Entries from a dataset

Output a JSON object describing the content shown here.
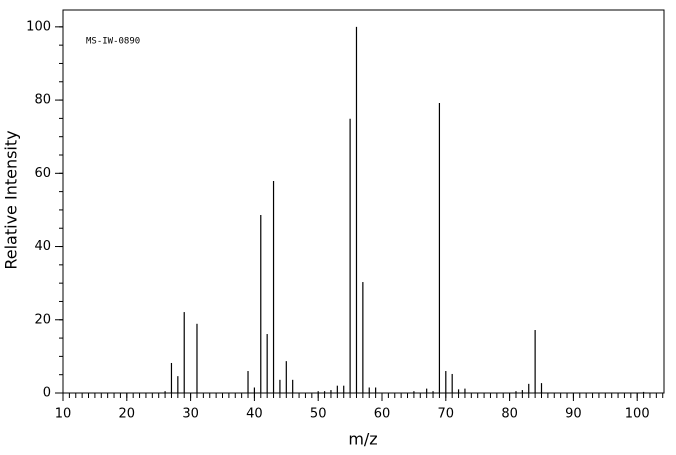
{
  "chart_data": {
    "type": "stem",
    "annotation": "MS-IW-0890",
    "x_label": "m/z",
    "y_label": "Relative Intensity",
    "xlim": [
      10,
      104.2
    ],
    "ylim": [
      0,
      104.6
    ],
    "xticks": [
      10,
      20,
      30,
      40,
      50,
      60,
      70,
      80,
      90,
      100
    ],
    "yticks": [
      0,
      20,
      40,
      60,
      80,
      100
    ],
    "color": "#000000",
    "x": [
      26,
      27,
      28,
      29,
      31,
      39,
      40,
      41,
      42,
      43,
      44,
      45,
      46,
      50,
      51,
      52,
      53,
      54,
      55,
      56,
      57,
      58,
      59,
      65,
      67,
      68,
      69,
      70,
      71,
      72,
      73,
      81,
      82,
      83,
      84,
      85,
      101
    ],
    "values": [
      0.5,
      8.2,
      4.6,
      22.1,
      18.9,
      6.0,
      1.5,
      48.6,
      16.1,
      57.9,
      3.6,
      8.7,
      3.6,
      0.5,
      0.5,
      0.8,
      2.0,
      2.0,
      74.9,
      100,
      30.3,
      1.5,
      1.5,
      0.5,
      1.2,
      0.5,
      79.2,
      6.0,
      5.2,
      1.0,
      1.2,
      0.5,
      0.8,
      2.5,
      17.2,
      2.7,
      0.3
    ]
  }
}
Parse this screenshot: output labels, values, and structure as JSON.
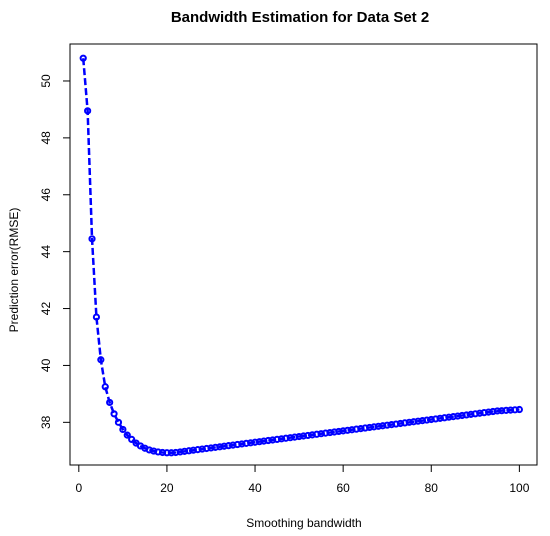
{
  "chart_data": {
    "type": "line",
    "title": "Bandwidth Estimation for Data Set 2",
    "xlabel": "Smoothing bandwidth",
    "ylabel": "Prediction error(RMSE)",
    "xlim": [
      -2,
      104
    ],
    "ylim": [
      36.5,
      51.3
    ],
    "x_ticks": [
      0,
      20,
      40,
      60,
      80,
      100
    ],
    "y_ticks": [
      38,
      40,
      42,
      44,
      46,
      48,
      50
    ],
    "grid": false,
    "legend": "none",
    "marker": "open-circle",
    "line_style": "dashed",
    "color": "#0000ff",
    "series": [
      {
        "x": [
          1,
          2,
          3,
          4,
          5,
          6,
          7,
          8,
          9,
          10,
          11,
          12,
          13,
          14,
          15,
          16,
          17,
          18,
          19,
          20,
          21,
          22,
          23,
          24,
          25,
          26,
          27,
          28,
          29,
          30,
          31,
          32,
          33,
          34,
          35,
          36,
          37,
          38,
          39,
          40,
          41,
          42,
          43,
          44,
          45,
          46,
          47,
          48,
          49,
          50,
          51,
          52,
          53,
          54,
          55,
          56,
          57,
          58,
          59,
          60,
          61,
          62,
          63,
          64,
          65,
          66,
          67,
          68,
          69,
          70,
          71,
          72,
          73,
          74,
          75,
          76,
          77,
          78,
          79,
          80,
          81,
          82,
          83,
          84,
          85,
          86,
          87,
          88,
          89,
          90,
          91,
          92,
          93,
          94,
          95,
          96,
          97,
          98,
          99,
          100
        ],
        "values": [
          50.8,
          48.95,
          44.45,
          41.7,
          40.2,
          39.25,
          38.7,
          38.3,
          38.0,
          37.75,
          37.55,
          37.4,
          37.27,
          37.17,
          37.09,
          37.03,
          36.99,
          36.96,
          36.94,
          36.93,
          36.93,
          36.94,
          36.96,
          36.98,
          37.0,
          37.02,
          37.04,
          37.06,
          37.08,
          37.1,
          37.12,
          37.14,
          37.16,
          37.18,
          37.2,
          37.22,
          37.24,
          37.26,
          37.28,
          37.3,
          37.32,
          37.34,
          37.36,
          37.38,
          37.4,
          37.42,
          37.44,
          37.46,
          37.48,
          37.5,
          37.52,
          37.54,
          37.56,
          37.58,
          37.6,
          37.62,
          37.64,
          37.66,
          37.68,
          37.7,
          37.72,
          37.74,
          37.76,
          37.78,
          37.8,
          37.82,
          37.84,
          37.86,
          37.88,
          37.9,
          37.92,
          37.94,
          37.96,
          37.98,
          38.0,
          38.02,
          38.04,
          38.06,
          38.08,
          38.1,
          38.12,
          38.14,
          38.16,
          38.18,
          38.2,
          38.22,
          38.24,
          38.26,
          38.28,
          38.3,
          38.32,
          38.34,
          38.36,
          38.38,
          38.4,
          38.41,
          38.42,
          38.43,
          38.44,
          38.45
        ]
      }
    ]
  }
}
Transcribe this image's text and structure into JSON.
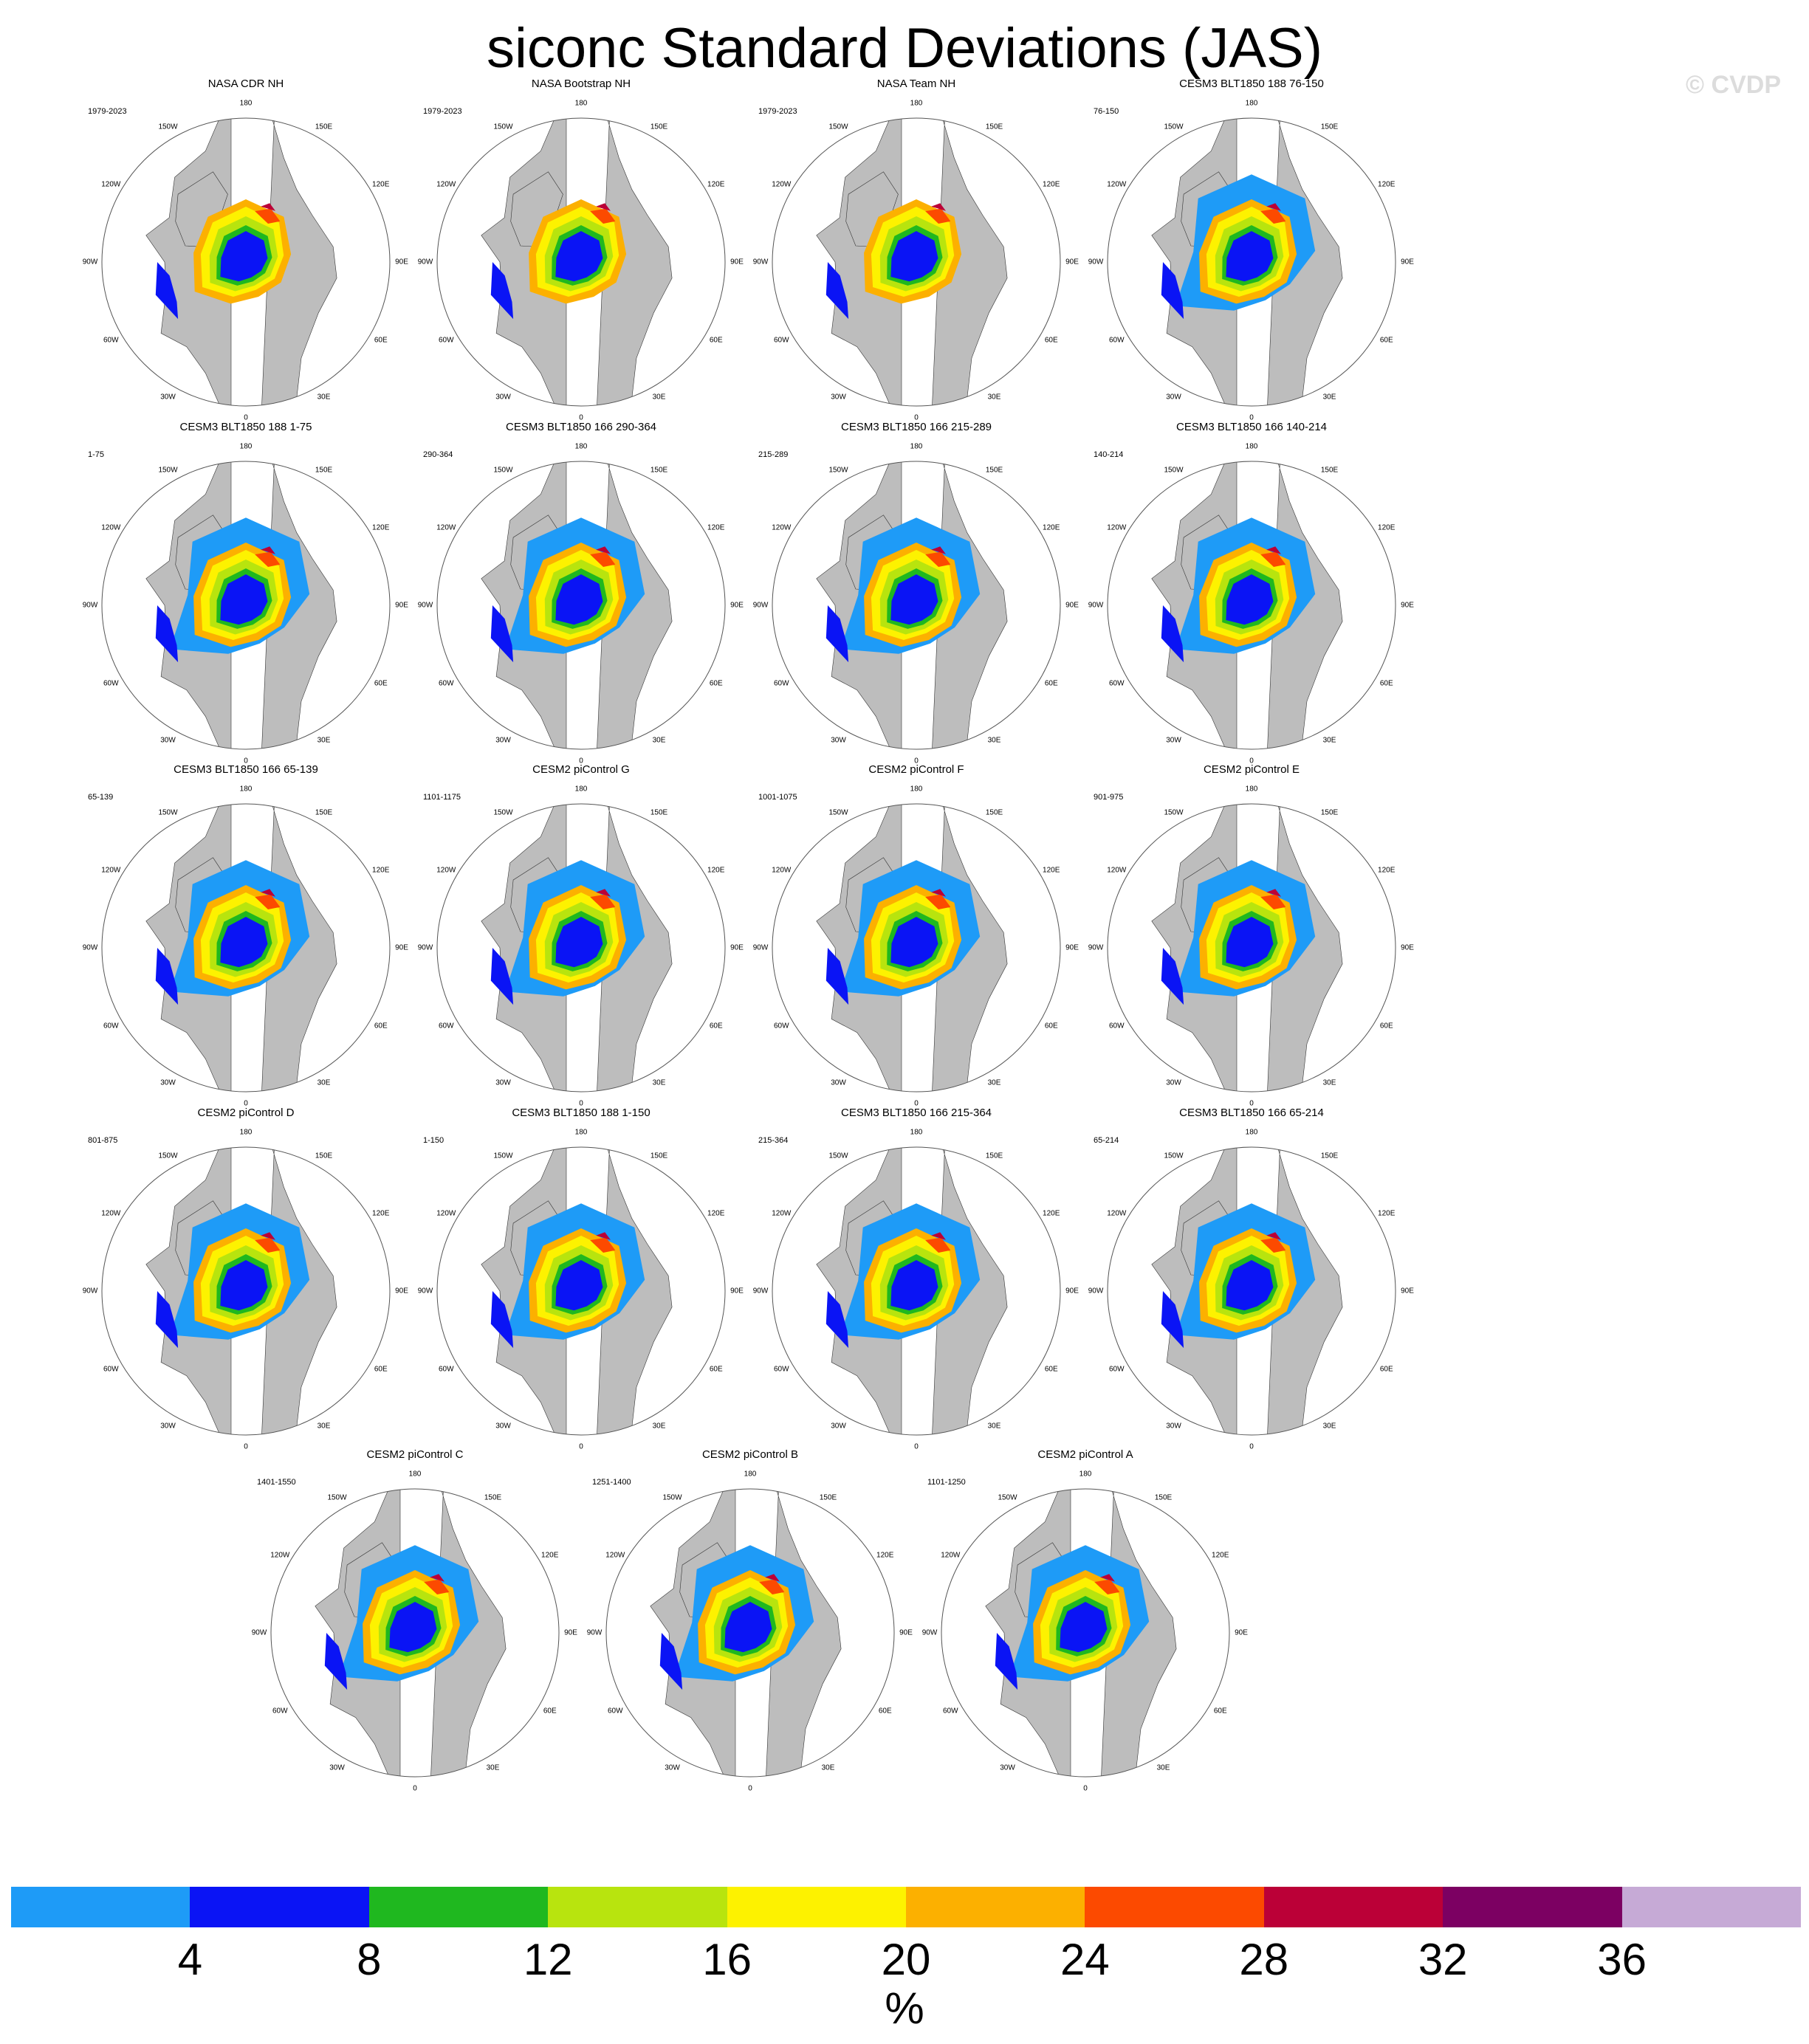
{
  "title": "siconc Standard Deviations (JAS)",
  "watermark": "© CVDP",
  "chart_data": {
    "type": "heatmap",
    "projection": "north-polar-stereographic",
    "variable": "siconc",
    "season": "JAS",
    "longitude_labels": [
      "180",
      "150E",
      "120E",
      "90E",
      "60E",
      "30E",
      "0",
      "30W",
      "60W",
      "90W",
      "120W",
      "150W"
    ],
    "panels": [
      {
        "title": "NASA CDR NH",
        "years": "1979-2023"
      },
      {
        "title": "NASA Bootstrap NH",
        "years": "1979-2023"
      },
      {
        "title": "NASA Team NH",
        "years": "1979-2023"
      },
      {
        "title": "CESM3 BLT1850 188 76-150",
        "years": "76-150"
      },
      {
        "title": "CESM3 BLT1850 188 1-75",
        "years": "1-75"
      },
      {
        "title": "CESM3 BLT1850 166 290-364",
        "years": "290-364"
      },
      {
        "title": "CESM3 BLT1850 166 215-289",
        "years": "215-289"
      },
      {
        "title": "CESM3 BLT1850 166 140-214",
        "years": "140-214"
      },
      {
        "title": "CESM3 BLT1850 166 65-139",
        "years": "65-139"
      },
      {
        "title": "CESM2 piControl G",
        "years": "1101-1175"
      },
      {
        "title": "CESM2 piControl F",
        "years": "1001-1075"
      },
      {
        "title": "CESM2 piControl E",
        "years": "901-975"
      },
      {
        "title": "CESM2 piControl D",
        "years": "801-875"
      },
      {
        "title": "CESM3 BLT1850 188 1-150",
        "years": "1-150"
      },
      {
        "title": "CESM3 BLT1850 166 215-364",
        "years": "215-364"
      },
      {
        "title": "CESM3 BLT1850 166 65-214",
        "years": "65-214"
      },
      {
        "title": "CESM2 piControl C",
        "years": "1401-1550"
      },
      {
        "title": "CESM2 piControl B",
        "years": "1251-1400"
      },
      {
        "title": "CESM2 piControl A",
        "years": "1101-1250"
      }
    ],
    "colorbar": {
      "levels": [
        4,
        8,
        12,
        16,
        20,
        24,
        28,
        32,
        36
      ],
      "labels": [
        "4",
        "8",
        "12",
        "16",
        "20",
        "24",
        "28",
        "32",
        "36"
      ],
      "colors": [
        "#1e9bf7",
        "#0a14f5",
        "#1fb81f",
        "#b8e40e",
        "#fdf200",
        "#fcb000",
        "#fc4a00",
        "#bb0037",
        "#7c0062",
        "#c6aad6"
      ],
      "units": "%"
    }
  }
}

**TASK TO CARRY OUT**. Give the data above again in full and unchanged, skipping the pictures.

**RESPONSE TO THE TASK**.
Output a JSON object describing the content shown here.
{
  "chart_data": {
    "type": "stem",
    "annotation": "MS-IW-0890",
    "x_label": "m/z",
    "y_label": "Relative Intensity",
    "xlim": [
      10,
      104.2
    ],
    "ylim": [
      0,
      104.6
    ],
    "xticks": [
      10,
      20,
      30,
      40,
      50,
      60,
      70,
      80,
      90,
      100
    ],
    "yticks": [
      0,
      20,
      40,
      60,
      80,
      100
    ],
    "color": "#000000",
    "x": [
      26,
      27,
      28,
      29,
      31,
      39,
      40,
      41,
      42,
      43,
      44,
      45,
      46,
      50,
      51,
      52,
      53,
      54,
      55,
      56,
      57,
      58,
      59,
      65,
      67,
      68,
      69,
      70,
      71,
      72,
      73,
      81,
      82,
      83,
      84,
      85,
      101
    ],
    "values": [
      0.5,
      8.2,
      4.6,
      22.1,
      18.9,
      6.0,
      1.5,
      48.6,
      16.1,
      57.9,
      3.6,
      8.7,
      3.6,
      0.5,
      0.5,
      0.8,
      2.0,
      2.0,
      74.9,
      100,
      30.3,
      1.5,
      1.5,
      0.5,
      1.2,
      0.5,
      79.2,
      6.0,
      5.2,
      1.0,
      1.2,
      0.5,
      0.8,
      2.5,
      17.2,
      2.7,
      0.3
    ]
  }
}
Parse this screenshot: output labels, values, and structure as JSON.
{
  "chart_data": {
    "type": "line",
    "title": "Bandwidth Estimation for Data Set 2",
    "xlabel": "Smoothing bandwidth",
    "ylabel": "Prediction error(RMSE)",
    "xlim": [
      -2,
      104
    ],
    "ylim": [
      36.5,
      51.3
    ],
    "x_ticks": [
      0,
      20,
      40,
      60,
      80,
      100
    ],
    "y_ticks": [
      38,
      40,
      42,
      44,
      46,
      48,
      50
    ],
    "grid": false,
    "legend": "none",
    "marker": "open-circle",
    "line_style": "dashed",
    "color": "#0000ff",
    "series": [
      {
        "x": [
          1,
          2,
          3,
          4,
          5,
          6,
          7,
          8,
          9,
          10,
          11,
          12,
          13,
          14,
          15,
          16,
          17,
          18,
          19,
          20,
          21,
          22,
          23,
          24,
          25,
          26,
          27,
          28,
          29,
          30,
          31,
          32,
          33,
          34,
          35,
          36,
          37,
          38,
          39,
          40,
          41,
          42,
          43,
          44,
          45,
          46,
          47,
          48,
          49,
          50,
          51,
          52,
          53,
          54,
          55,
          56,
          57,
          58,
          59,
          60,
          61,
          62,
          63,
          64,
          65,
          66,
          67,
          68,
          69,
          70,
          71,
          72,
          73,
          74,
          75,
          76,
          77,
          78,
          79,
          80,
          81,
          82,
          83,
          84,
          85,
          86,
          87,
          88,
          89,
          90,
          91,
          92,
          93,
          94,
          95,
          96,
          97,
          98,
          99,
          100
        ],
        "values": [
          50.8,
          48.95,
          44.45,
          41.7,
          40.2,
          39.25,
          38.7,
          38.3,
          38.0,
          37.75,
          37.55,
          37.4,
          37.27,
          37.17,
          37.09,
          37.03,
          36.99,
          36.96,
          36.94,
          36.93,
          36.93,
          36.94,
          36.96,
          36.98,
          37.0,
          37.02,
          37.04,
          37.06,
          37.08,
          37.1,
          37.12,
          37.14,
          37.16,
          37.18,
          37.2,
          37.22,
          37.24,
          37.26,
          37.28,
          37.3,
          37.32,
          37.34,
          37.36,
          37.38,
          37.4,
          37.42,
          37.44,
          37.46,
          37.48,
          37.5,
          37.52,
          37.54,
          37.56,
          37.58,
          37.6,
          37.62,
          37.64,
          37.66,
          37.68,
          37.7,
          37.72,
          37.74,
          37.76,
          37.78,
          37.8,
          37.82,
          37.84,
          37.86,
          37.88,
          37.9,
          37.92,
          37.94,
          37.96,
          37.98,
          38.0,
          38.02,
          38.04,
          38.06,
          38.08,
          38.1,
          38.12,
          38.14,
          38.16,
          38.18,
          38.2,
          38.22,
          38.24,
          38.26,
          38.28,
          38.3,
          38.32,
          38.34,
          38.36,
          38.38,
          38.4,
          38.41,
          38.42,
          38.43,
          38.44,
          38.45
        ]
      }
    ]
  }
}
Transcribe this image's text and structure into JSON.
{
  "title": "siconc Standard Deviations (JAS)",
  "watermark": "© CVDP",
  "chart_data": {
    "type": "heatmap",
    "projection": "north-polar-stereographic",
    "variable": "siconc",
    "season": "JAS",
    "longitude_labels": [
      "180",
      "150E",
      "120E",
      "90E",
      "60E",
      "30E",
      "0",
      "30W",
      "60W",
      "90W",
      "120W",
      "150W"
    ],
    "panels": [
      {
        "title": "NASA CDR NH",
        "years": "1979-2023"
      },
      {
        "title": "NASA Bootstrap NH",
        "years": "1979-2023"
      },
      {
        "title": "NASA Team NH",
        "years": "1979-2023"
      },
      {
        "title": "CESM3 BLT1850 188 76-150",
        "years": "76-150"
      },
      {
        "title": "CESM3 BLT1850 188 1-75",
        "years": "1-75"
      },
      {
        "title": "CESM3 BLT1850 166 290-364",
        "years": "290-364"
      },
      {
        "title": "CESM3 BLT1850 166 215-289",
        "years": "215-289"
      },
      {
        "title": "CESM3 BLT1850 166 140-214",
        "years": "140-214"
      },
      {
        "title": "CESM3 BLT1850 166 65-139",
        "years": "65-139"
      },
      {
        "title": "CESM2 piControl G",
        "years": "1101-1175"
      },
      {
        "title": "CESM2 piControl F",
        "years": "1001-1075"
      },
      {
        "title": "CESM2 piControl E",
        "years": "901-975"
      },
      {
        "title": "CESM2 piControl D",
        "years": "801-875"
      },
      {
        "title": "CESM3 BLT1850 188 1-150",
        "years": "1-150"
      },
      {
        "title": "CESM3 BLT1850 166 215-364",
        "years": "215-364"
      },
      {
        "title": "CESM3 BLT1850 166 65-214",
        "years": "65-214"
      },
      {
        "title": "CESM2 piControl C",
        "years": "1401-1550"
      },
      {
        "title": "CESM2 piControl B",
        "years": "1251-1400"
      },
      {
        "title": "CESM2 piControl A",
        "years": "1101-1250"
      }
    ],
    "colorbar": {
      "levels": [
        4,
        8,
        12,
        16,
        20,
        24,
        28,
        32,
        36
      ],
      "labels": [
        "4",
        "8",
        "12",
        "16",
        "20",
        "24",
        "28",
        "32",
        "36"
      ],
      "colors": [
        "#1e9bf7",
        "#0a14f5",
        "#1fb81f",
        "#b8e40e",
        "#fdf200",
        "#fcb000",
        "#fc4a00",
        "#bb0037",
        "#7c0062",
        "#c6aad6"
      ],
      "units": "%"
    }
  }
}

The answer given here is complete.